### Stated problem
Identify every line in the records below that contains the word "hasta", and copy each of those lines.
+ + + + + + +
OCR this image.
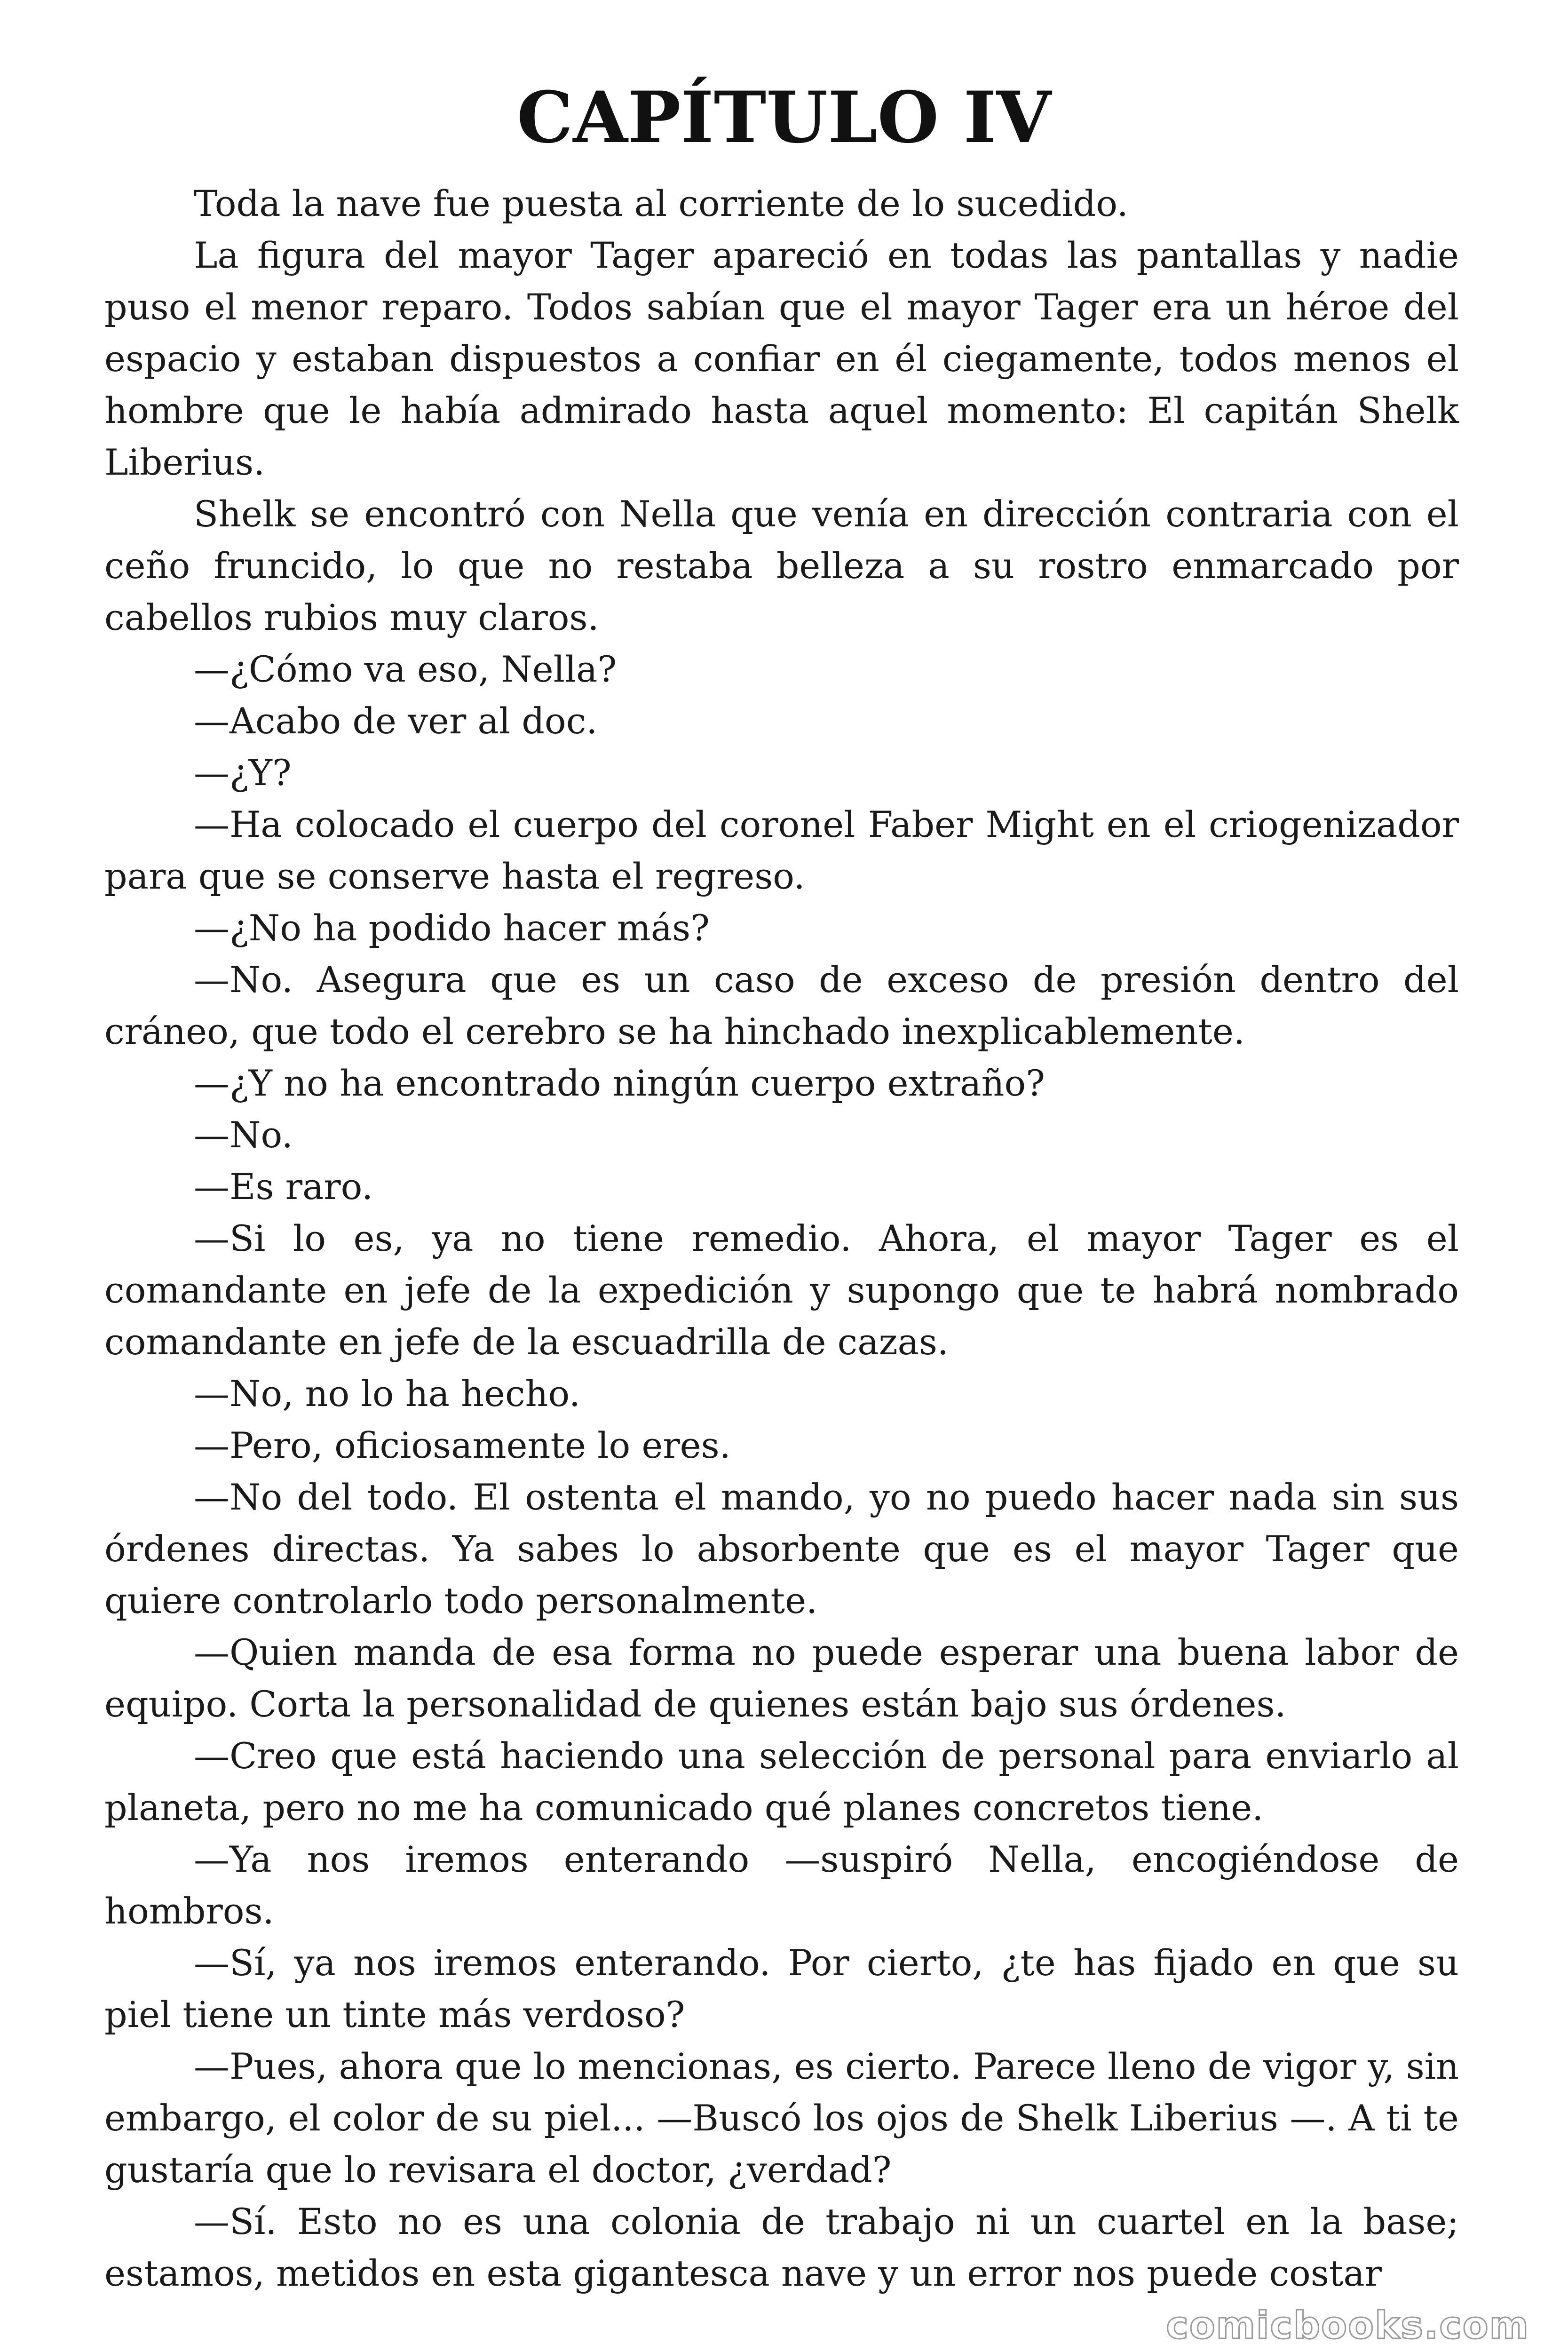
CAPÍTULO IV

Toda la nave fue puesta al corriente de lo sucedido.

La figura del mayor Tager apareció en todas las pantallas y nadie puso el menor reparo. Todos sabían que el mayor Tager era un héroe del espacio y estaban dispuestos a confiar en él ciegamente, todos menos el hombre que le había admirado hasta aquel momento: El capitán Shelk Liberius.

Shelk se encontró con Nella que venía en dirección contraria con el ceño fruncido, lo que no restaba belleza a su rostro enmarcado por cabellos rubios muy claros.

—¿Cómo va eso, Nella?

—Acabo de ver al doc.

—¿Y?

—Ha colocado el cuerpo del coronel Faber Might en el criogenizador para que se conserve hasta el regreso.

—¿No ha podido hacer más?

—No. Asegura que es un caso de exceso de presión dentro del cráneo, que todo el cerebro se ha hinchado inexplicablemente.

—¿Y no ha encontrado ningún cuerpo extraño?

—No.

—Es raro.

—Si lo es, ya no tiene remedio. Ahora, el mayor Tager es el comandante en jefe de la expedición y supongo que te habrá nombrado comandante en jefe de la escuadrilla de cazas.

—No, no lo ha hecho.

—Pero, oficiosamente lo eres.

—No del todo. El ostenta el mando, yo no puedo hacer nada sin sus órdenes directas. Ya sabes lo absorbente que es el mayor Tager que quiere controlarlo todo personalmente.

—Quien manda de esa forma no puede esperar una buena labor de equipo. Corta la personalidad de quienes están bajo sus órdenes.

—Creo que está haciendo una selección de personal para enviarlo al planeta, pero no me ha comunicado qué planes concretos tiene.

—Ya nos iremos enterando —suspiró Nella, encogiéndose de hombros.

—Sí, ya nos iremos enterando. Por cierto, ¿te has fijado en que su piel tiene un tinte más verdoso?

—Pues, ahora que lo mencionas, es cierto. Parece lleno de vigor y, sin embargo, el color de su piel... —Buscó los ojos de Shelk Liberius —. A ti te gustaría que lo revisara el doctor, ¿verdad?

—Sí. Esto no es una colonia de trabajo ni un cuartel en la base; estamos, metidos en esta gigantesca nave y un error nos puede costar

comicbooks.com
+ + + + + + +
### Exercise output
La figura del mayor Tager apareció en todas las pantallas y nadie puso el menor reparo. Todos sabían que el mayor Tager era un héroe del espacio y estaban dispuestos a confiar en él ciegamente, todos menos el hombre que le había admirado hasta aquel momento: El capitán Shelk Liberius.
—Ha colocado el cuerpo del coronel Faber Might en el criogenizador para que se conserve hasta el regreso.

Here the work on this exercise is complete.